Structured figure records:
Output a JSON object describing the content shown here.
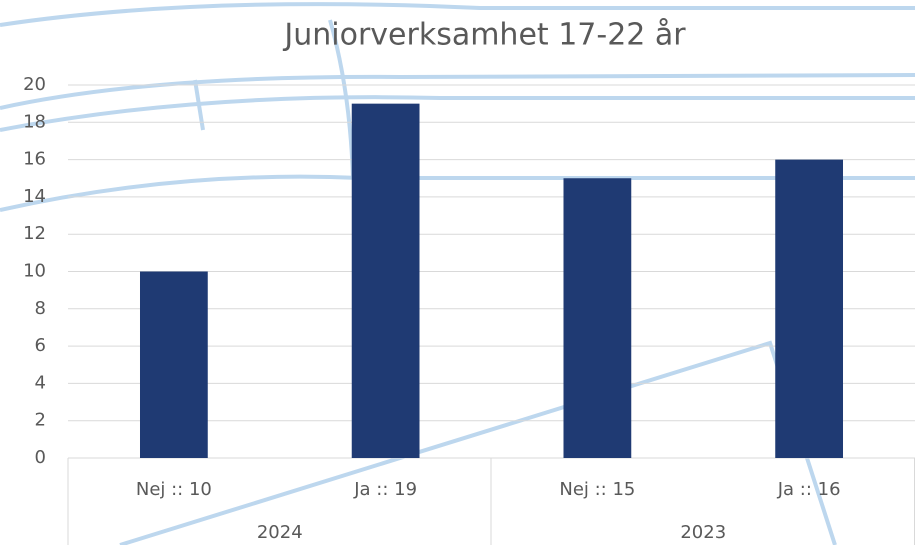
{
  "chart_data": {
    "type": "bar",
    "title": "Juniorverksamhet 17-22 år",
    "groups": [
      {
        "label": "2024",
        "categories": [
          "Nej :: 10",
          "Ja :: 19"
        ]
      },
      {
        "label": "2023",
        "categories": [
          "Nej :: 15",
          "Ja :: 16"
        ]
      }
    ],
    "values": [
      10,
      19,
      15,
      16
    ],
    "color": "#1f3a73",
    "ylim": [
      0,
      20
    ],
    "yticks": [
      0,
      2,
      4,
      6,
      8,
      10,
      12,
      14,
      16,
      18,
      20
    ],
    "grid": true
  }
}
==
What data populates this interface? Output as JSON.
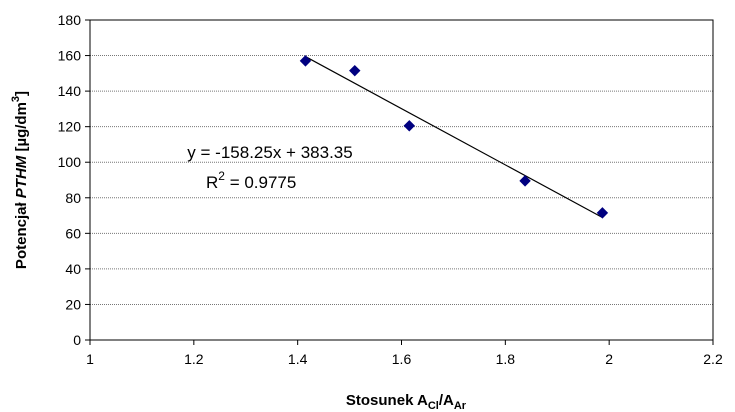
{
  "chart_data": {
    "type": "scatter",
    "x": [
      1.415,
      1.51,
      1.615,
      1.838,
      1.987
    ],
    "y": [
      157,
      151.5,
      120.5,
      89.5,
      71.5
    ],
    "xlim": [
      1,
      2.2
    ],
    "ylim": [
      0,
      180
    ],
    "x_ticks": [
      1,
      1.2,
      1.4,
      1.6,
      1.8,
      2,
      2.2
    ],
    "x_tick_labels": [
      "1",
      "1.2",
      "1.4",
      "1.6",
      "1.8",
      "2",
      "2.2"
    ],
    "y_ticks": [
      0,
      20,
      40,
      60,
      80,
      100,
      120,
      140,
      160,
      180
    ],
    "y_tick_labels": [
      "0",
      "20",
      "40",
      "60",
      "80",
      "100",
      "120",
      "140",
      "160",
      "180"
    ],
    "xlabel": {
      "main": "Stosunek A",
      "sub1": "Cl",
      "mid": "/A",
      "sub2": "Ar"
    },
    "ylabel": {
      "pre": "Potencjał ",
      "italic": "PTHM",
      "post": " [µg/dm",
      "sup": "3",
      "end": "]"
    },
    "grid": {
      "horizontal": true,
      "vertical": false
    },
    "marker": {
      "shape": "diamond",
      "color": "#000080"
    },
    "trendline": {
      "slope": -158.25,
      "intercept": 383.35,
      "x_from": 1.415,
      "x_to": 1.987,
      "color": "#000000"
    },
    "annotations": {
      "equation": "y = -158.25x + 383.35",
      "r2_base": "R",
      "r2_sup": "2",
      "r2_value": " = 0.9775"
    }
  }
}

What needs to be done: For the entries above, count the lines that contain the string "Output", and state that number without further comment.

Written response: 2